[START OF INPUT MATERIAL]

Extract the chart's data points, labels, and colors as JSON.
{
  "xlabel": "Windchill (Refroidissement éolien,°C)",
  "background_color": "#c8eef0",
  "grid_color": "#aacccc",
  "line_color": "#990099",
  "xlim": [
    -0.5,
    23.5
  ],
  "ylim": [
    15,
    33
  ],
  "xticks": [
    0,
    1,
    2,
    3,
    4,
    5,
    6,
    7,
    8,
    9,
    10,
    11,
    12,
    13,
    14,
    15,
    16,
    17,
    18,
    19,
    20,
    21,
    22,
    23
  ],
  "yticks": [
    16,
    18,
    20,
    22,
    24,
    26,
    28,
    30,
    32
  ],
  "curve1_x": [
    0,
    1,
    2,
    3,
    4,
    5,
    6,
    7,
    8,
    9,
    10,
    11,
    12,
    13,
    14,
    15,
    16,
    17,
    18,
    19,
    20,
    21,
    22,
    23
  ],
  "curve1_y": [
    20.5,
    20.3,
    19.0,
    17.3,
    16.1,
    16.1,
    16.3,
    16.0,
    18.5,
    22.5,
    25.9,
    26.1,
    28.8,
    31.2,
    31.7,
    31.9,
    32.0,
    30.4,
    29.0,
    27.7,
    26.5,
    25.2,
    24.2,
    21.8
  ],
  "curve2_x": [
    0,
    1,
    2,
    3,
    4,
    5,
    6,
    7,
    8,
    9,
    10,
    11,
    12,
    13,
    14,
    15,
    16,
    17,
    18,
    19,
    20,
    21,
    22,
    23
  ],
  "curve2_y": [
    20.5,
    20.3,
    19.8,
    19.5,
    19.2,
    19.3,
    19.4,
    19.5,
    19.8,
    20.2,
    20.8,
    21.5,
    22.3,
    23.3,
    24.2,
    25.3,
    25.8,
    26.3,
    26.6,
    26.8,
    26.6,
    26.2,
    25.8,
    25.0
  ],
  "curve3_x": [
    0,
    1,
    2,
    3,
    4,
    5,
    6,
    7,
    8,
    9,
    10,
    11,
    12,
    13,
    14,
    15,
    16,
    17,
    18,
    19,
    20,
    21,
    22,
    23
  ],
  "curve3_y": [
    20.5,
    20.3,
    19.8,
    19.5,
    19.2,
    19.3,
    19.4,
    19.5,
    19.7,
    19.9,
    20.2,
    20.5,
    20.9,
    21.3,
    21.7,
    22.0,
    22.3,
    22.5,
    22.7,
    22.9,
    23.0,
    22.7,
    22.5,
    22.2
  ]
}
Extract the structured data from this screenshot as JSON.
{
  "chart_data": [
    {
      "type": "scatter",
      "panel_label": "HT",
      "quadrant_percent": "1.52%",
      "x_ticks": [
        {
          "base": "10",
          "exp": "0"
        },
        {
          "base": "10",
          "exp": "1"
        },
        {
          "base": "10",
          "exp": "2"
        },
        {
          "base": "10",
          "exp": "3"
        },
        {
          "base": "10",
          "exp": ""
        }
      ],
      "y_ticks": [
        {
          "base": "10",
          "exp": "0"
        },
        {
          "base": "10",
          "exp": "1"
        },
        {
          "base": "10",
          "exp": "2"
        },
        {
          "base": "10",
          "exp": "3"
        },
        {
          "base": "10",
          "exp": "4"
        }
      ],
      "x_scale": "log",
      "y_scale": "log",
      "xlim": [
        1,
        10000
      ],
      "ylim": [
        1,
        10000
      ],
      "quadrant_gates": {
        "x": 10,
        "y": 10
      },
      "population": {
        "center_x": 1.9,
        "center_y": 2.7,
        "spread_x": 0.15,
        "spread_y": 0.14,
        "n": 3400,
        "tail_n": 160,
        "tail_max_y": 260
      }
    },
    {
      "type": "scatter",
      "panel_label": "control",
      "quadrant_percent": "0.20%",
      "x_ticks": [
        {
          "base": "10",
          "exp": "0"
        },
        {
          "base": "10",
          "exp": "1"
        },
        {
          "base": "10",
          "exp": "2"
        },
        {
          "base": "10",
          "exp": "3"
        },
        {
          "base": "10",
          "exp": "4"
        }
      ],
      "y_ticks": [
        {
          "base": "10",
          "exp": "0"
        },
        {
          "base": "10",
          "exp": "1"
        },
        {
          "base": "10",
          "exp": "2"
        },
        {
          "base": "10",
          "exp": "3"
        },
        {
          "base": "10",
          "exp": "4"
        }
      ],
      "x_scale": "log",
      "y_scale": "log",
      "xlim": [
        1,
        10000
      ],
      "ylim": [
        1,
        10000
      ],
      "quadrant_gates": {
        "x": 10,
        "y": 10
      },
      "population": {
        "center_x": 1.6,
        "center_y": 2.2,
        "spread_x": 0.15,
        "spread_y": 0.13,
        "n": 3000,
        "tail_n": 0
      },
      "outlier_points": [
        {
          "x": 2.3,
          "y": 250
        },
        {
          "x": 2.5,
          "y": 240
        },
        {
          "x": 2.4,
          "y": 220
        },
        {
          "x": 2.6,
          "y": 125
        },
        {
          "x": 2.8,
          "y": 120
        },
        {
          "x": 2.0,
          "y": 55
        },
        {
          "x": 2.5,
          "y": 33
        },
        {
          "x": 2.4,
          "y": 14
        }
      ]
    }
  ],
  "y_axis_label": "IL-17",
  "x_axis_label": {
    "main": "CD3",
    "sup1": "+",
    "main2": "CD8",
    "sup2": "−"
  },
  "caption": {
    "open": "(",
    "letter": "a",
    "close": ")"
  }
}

[END OF INPUT MATERIAL]

» **INSTRUCTIONS TO FOLLOW**:
Give an exact copy of all the data shown above.

» **EXERCISE RESPONSE**:
Extract the chart's data points, labels, and colors as JSON.
{
  "xlabel": "Windchill (Refroidissement éolien,°C)",
  "background_color": "#c8eef0",
  "grid_color": "#aacccc",
  "line_color": "#990099",
  "xlim": [
    -0.5,
    23.5
  ],
  "ylim": [
    15,
    33
  ],
  "xticks": [
    0,
    1,
    2,
    3,
    4,
    5,
    6,
    7,
    8,
    9,
    10,
    11,
    12,
    13,
    14,
    15,
    16,
    17,
    18,
    19,
    20,
    21,
    22,
    23
  ],
  "yticks": [
    16,
    18,
    20,
    22,
    24,
    26,
    28,
    30,
    32
  ],
  "curve1_x": [
    0,
    1,
    2,
    3,
    4,
    5,
    6,
    7,
    8,
    9,
    10,
    11,
    12,
    13,
    14,
    15,
    16,
    17,
    18,
    19,
    20,
    21,
    22,
    23
  ],
  "curve1_y": [
    20.5,
    20.3,
    19.0,
    17.3,
    16.1,
    16.1,
    16.3,
    16.0,
    18.5,
    22.5,
    25.9,
    26.1,
    28.8,
    31.2,
    31.7,
    31.9,
    32.0,
    30.4,
    29.0,
    27.7,
    26.5,
    25.2,
    24.2,
    21.8
  ],
  "curve2_x": [
    0,
    1,
    2,
    3,
    4,
    5,
    6,
    7,
    8,
    9,
    10,
    11,
    12,
    13,
    14,
    15,
    16,
    17,
    18,
    19,
    20,
    21,
    22,
    23
  ],
  "curve2_y": [
    20.5,
    20.3,
    19.8,
    19.5,
    19.2,
    19.3,
    19.4,
    19.5,
    19.8,
    20.2,
    20.8,
    21.5,
    22.3,
    23.3,
    24.2,
    25.3,
    25.8,
    26.3,
    26.6,
    26.8,
    26.6,
    26.2,
    25.8,
    25.0
  ],
  "curve3_x": [
    0,
    1,
    2,
    3,
    4,
    5,
    6,
    7,
    8,
    9,
    10,
    11,
    12,
    13,
    14,
    15,
    16,
    17,
    18,
    19,
    20,
    21,
    22,
    23
  ],
  "curve3_y": [
    20.5,
    20.3,
    19.8,
    19.5,
    19.2,
    19.3,
    19.4,
    19.5,
    19.7,
    19.9,
    20.2,
    20.5,
    20.9,
    21.3,
    21.7,
    22.0,
    22.3,
    22.5,
    22.7,
    22.9,
    23.0,
    22.7,
    22.5,
    22.2
  ]
}
Extract the structured data from this screenshot as JSON.
{
  "chart_data": [
    {
      "type": "scatter",
      "panel_label": "HT",
      "quadrant_percent": "1.52%",
      "x_ticks": [
        {
          "base": "10",
          "exp": "0"
        },
        {
          "base": "10",
          "exp": "1"
        },
        {
          "base": "10",
          "exp": "2"
        },
        {
          "base": "10",
          "exp": "3"
        },
        {
          "base": "10",
          "exp": ""
        }
      ],
      "y_ticks": [
        {
          "base": "10",
          "exp": "0"
        },
        {
          "base": "10",
          "exp": "1"
        },
        {
          "base": "10",
          "exp": "2"
        },
        {
          "base": "10",
          "exp": "3"
        },
        {
          "base": "10",
          "exp": "4"
        }
      ],
      "x_scale": "log",
      "y_scale": "log",
      "xlim": [
        1,
        10000
      ],
      "ylim": [
        1,
        10000
      ],
      "quadrant_gates": {
        "x": 10,
        "y": 10
      },
      "population": {
        "center_x": 1.9,
        "center_y": 2.7,
        "spread_x": 0.15,
        "spread_y": 0.14,
        "n": 3400,
        "tail_n": 160,
        "tail_max_y": 260
      }
    },
    {
      "type": "scatter",
      "panel_label": "control",
      "quadrant_percent": "0.20%",
      "x_ticks": [
        {
          "base": "10",
          "exp": "0"
        },
        {
          "base": "10",
          "exp": "1"
        },
        {
          "base": "10",
          "exp": "2"
        },
        {
          "base": "10",
          "exp": "3"
        },
        {
          "base": "10",
          "exp": "4"
        }
      ],
      "y_ticks": [
        {
          "base": "10",
          "exp": "0"
        },
        {
          "base": "10",
          "exp": "1"
        },
        {
          "base": "10",
          "exp": "2"
        },
        {
          "base": "10",
          "exp": "3"
        },
        {
          "base": "10",
          "exp": "4"
        }
      ],
      "x_scale": "log",
      "y_scale": "log",
      "xlim": [
        1,
        10000
      ],
      "ylim": [
        1,
        10000
      ],
      "quadrant_gates": {
        "x": 10,
        "y": 10
      },
      "population": {
        "center_x": 1.6,
        "center_y": 2.2,
        "spread_x": 0.15,
        "spread_y": 0.13,
        "n": 3000,
        "tail_n": 0
      },
      "outlier_points": [
        {
          "x": 2.3,
          "y": 250
        },
        {
          "x": 2.5,
          "y": 240
        },
        {
          "x": 2.4,
          "y": 220
        },
        {
          "x": 2.6,
          "y": 125
        },
        {
          "x": 2.8,
          "y": 120
        },
        {
          "x": 2.0,
          "y": 55
        },
        {
          "x": 2.5,
          "y": 33
        },
        {
          "x": 2.4,
          "y": 14
        }
      ]
    }
  ],
  "y_axis_label": "IL-17",
  "x_axis_label": {
    "main": "CD3",
    "sup1": "+",
    "main2": "CD8",
    "sup2": "−"
  },
  "caption": {
    "open": "(",
    "letter": "a",
    "close": ")"
  }
}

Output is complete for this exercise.